*** Exercise data
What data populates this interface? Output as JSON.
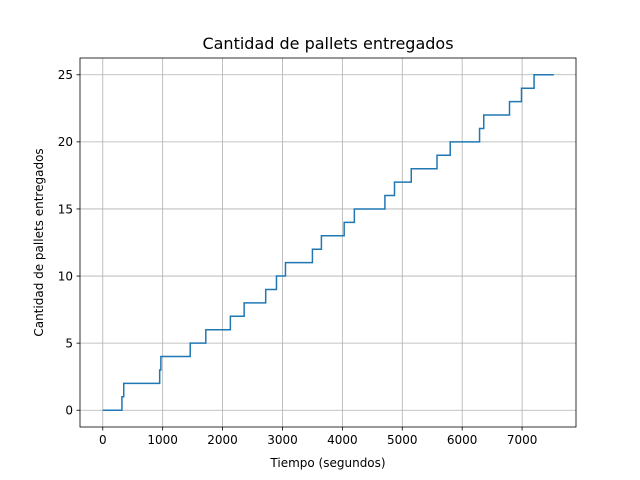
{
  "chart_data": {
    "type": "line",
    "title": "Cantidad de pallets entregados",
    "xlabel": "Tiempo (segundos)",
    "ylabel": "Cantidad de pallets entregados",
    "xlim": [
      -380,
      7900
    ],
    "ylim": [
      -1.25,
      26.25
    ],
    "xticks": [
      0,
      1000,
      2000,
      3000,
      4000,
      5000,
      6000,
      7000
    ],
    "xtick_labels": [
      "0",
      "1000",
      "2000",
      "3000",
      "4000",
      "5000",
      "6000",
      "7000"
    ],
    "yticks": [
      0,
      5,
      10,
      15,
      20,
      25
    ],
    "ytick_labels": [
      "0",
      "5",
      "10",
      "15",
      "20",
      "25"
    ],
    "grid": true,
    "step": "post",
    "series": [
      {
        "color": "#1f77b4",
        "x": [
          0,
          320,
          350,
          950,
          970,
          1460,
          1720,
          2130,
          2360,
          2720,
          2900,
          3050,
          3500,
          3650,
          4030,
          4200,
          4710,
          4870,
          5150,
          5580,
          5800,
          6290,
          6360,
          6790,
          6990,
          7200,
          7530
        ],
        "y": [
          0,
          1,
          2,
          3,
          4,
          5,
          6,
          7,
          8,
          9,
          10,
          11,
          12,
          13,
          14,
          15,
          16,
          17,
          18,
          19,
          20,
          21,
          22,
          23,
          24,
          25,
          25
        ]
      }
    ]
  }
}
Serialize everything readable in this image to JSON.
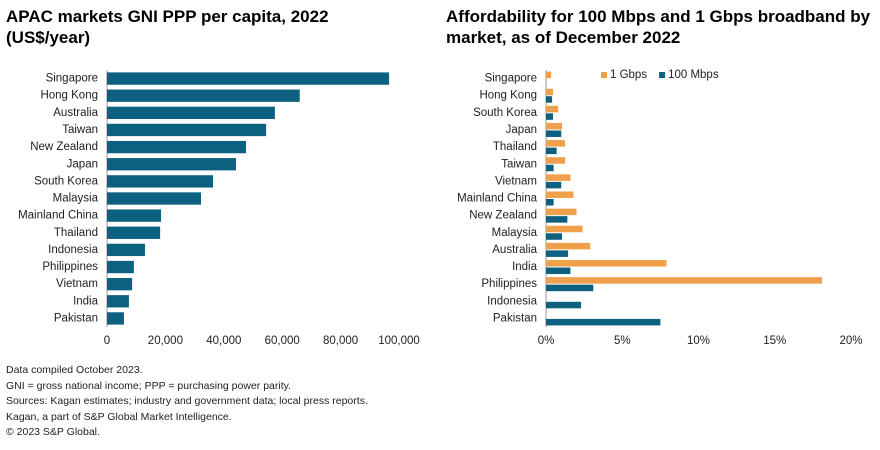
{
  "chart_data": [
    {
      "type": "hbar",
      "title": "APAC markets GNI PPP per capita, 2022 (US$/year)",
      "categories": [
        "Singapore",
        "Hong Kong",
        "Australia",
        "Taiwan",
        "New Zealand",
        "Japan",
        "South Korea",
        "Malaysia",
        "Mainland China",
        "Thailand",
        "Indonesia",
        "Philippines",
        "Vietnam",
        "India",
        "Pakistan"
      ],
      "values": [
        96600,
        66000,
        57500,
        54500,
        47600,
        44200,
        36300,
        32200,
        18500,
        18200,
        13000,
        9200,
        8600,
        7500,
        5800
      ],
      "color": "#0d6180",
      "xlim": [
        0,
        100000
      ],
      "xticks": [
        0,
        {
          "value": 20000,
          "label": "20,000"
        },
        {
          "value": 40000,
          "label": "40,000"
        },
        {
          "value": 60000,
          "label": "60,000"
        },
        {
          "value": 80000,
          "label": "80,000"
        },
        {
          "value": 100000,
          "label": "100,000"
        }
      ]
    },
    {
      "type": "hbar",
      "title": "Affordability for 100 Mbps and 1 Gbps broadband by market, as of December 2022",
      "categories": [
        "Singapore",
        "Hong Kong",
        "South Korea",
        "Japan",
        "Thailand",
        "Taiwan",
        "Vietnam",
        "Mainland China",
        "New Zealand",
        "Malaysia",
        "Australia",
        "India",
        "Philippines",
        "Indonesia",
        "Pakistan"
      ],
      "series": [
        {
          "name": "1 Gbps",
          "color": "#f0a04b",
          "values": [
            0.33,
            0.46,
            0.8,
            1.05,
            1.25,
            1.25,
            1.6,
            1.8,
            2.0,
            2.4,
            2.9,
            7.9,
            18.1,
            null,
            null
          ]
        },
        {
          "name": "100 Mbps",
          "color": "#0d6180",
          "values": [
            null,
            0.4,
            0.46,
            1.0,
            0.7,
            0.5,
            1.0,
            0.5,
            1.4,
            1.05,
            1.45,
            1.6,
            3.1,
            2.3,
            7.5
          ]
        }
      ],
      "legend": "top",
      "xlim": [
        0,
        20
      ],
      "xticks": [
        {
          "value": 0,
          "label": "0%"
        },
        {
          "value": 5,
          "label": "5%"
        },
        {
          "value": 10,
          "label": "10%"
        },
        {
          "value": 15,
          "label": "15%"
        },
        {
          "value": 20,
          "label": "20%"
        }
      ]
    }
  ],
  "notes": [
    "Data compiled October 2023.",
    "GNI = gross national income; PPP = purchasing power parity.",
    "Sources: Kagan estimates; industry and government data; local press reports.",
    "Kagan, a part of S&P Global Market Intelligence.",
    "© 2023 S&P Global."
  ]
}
******
* Do this:
Select, from the listing, all lines that include the word "pallets".

* Exercise result:
    "title": "Cantidad de pallets entregados",
    "ylabel": "Cantidad de pallets entregados",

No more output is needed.